-------- The records --------

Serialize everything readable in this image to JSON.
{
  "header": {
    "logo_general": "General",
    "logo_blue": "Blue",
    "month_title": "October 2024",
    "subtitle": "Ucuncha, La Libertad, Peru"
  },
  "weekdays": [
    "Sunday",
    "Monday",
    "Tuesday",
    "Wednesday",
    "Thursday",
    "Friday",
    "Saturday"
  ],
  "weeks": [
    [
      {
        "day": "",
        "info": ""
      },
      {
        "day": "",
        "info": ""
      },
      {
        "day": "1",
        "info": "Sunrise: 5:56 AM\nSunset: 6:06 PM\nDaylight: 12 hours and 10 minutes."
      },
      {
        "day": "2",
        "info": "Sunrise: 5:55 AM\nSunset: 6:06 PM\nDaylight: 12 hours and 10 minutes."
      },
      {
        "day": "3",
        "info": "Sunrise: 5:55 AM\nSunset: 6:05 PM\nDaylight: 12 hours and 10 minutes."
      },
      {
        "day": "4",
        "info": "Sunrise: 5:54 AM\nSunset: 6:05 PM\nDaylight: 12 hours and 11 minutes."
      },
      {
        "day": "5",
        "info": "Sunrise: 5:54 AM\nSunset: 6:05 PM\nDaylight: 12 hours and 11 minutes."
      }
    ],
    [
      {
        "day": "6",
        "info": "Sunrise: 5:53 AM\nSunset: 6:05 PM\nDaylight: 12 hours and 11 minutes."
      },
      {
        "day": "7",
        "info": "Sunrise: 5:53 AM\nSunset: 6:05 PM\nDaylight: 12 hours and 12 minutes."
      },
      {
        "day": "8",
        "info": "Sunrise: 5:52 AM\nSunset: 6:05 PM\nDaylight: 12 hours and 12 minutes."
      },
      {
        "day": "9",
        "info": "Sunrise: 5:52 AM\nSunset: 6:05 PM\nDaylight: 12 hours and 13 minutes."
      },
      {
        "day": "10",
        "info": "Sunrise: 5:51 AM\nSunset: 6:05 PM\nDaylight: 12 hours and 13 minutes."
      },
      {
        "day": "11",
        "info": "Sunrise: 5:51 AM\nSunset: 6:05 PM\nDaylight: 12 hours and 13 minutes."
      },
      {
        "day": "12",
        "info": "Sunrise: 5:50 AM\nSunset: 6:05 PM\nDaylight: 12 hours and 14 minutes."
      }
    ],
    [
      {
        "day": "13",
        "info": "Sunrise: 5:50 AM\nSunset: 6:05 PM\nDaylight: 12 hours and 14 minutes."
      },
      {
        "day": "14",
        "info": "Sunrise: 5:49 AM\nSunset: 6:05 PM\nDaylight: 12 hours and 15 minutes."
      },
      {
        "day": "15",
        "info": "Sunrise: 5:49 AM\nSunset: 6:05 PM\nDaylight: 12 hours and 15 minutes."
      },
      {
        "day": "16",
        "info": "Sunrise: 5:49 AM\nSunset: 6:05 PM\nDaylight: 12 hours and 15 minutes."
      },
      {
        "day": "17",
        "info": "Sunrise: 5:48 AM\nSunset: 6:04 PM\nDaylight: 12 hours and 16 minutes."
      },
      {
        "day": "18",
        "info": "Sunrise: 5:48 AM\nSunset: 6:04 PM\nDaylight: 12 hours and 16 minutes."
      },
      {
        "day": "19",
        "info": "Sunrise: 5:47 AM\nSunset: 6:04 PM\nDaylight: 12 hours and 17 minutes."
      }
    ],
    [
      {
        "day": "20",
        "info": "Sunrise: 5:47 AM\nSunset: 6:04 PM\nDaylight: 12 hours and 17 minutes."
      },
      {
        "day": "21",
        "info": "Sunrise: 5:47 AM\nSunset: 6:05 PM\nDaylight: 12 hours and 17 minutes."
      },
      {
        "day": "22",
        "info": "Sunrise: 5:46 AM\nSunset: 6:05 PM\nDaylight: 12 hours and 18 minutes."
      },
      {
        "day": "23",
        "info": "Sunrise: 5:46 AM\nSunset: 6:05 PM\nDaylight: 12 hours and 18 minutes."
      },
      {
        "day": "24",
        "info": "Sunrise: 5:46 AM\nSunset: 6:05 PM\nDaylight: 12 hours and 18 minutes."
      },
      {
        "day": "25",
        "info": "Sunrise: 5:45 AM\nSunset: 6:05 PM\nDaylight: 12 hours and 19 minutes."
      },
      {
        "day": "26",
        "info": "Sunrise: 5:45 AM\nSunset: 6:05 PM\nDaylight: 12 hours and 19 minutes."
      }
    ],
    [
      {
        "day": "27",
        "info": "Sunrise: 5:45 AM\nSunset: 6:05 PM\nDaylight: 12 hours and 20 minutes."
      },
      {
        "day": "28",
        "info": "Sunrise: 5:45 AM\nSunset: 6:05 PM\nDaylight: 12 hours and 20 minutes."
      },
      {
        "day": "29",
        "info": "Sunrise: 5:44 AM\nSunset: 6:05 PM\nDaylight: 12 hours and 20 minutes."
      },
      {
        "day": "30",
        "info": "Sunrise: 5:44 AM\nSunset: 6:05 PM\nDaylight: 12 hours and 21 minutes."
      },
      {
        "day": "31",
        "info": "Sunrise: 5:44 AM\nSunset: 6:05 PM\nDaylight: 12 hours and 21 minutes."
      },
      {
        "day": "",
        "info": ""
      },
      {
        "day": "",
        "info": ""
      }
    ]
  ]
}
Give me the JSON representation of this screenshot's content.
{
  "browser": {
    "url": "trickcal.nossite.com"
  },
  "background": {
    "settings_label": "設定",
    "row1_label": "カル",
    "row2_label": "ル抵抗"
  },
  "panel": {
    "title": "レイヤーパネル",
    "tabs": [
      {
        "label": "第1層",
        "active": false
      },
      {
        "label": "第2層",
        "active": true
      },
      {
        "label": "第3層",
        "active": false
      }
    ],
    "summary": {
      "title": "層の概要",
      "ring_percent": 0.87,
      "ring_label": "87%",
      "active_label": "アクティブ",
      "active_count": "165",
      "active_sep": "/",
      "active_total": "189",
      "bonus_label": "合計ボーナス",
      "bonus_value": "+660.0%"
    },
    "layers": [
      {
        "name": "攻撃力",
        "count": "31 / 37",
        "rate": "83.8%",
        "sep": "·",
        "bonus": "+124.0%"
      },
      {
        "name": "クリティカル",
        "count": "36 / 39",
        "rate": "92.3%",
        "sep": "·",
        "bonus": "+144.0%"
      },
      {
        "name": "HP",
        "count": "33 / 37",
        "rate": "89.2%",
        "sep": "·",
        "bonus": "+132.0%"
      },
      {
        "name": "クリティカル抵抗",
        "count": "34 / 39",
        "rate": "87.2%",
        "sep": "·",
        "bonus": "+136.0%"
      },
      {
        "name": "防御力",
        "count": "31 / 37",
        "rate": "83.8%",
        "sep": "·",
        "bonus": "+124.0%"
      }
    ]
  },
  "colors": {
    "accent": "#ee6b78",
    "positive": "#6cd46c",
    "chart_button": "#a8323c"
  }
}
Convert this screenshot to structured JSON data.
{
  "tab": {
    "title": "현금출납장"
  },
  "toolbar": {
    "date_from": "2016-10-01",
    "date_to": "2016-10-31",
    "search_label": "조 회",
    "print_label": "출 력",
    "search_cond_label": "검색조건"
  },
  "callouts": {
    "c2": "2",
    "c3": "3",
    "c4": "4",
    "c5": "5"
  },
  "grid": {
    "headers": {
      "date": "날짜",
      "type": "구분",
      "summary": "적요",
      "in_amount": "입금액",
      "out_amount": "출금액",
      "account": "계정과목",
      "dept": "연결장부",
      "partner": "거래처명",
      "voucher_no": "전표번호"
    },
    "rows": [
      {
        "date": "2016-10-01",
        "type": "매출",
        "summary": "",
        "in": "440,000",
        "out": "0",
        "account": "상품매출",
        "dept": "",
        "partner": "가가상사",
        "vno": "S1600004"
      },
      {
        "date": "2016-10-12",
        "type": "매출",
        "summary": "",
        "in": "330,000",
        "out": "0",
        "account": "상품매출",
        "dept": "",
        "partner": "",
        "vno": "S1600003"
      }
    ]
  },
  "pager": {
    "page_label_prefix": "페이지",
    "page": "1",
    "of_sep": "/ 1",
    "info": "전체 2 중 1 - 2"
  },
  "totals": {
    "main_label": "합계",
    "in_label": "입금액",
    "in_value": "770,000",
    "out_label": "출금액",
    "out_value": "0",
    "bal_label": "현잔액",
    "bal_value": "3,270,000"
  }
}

--------

**Instruction**
Find every line with "JSON" in the listing and state how many there are, nothing else.

**Result of this exercise**
3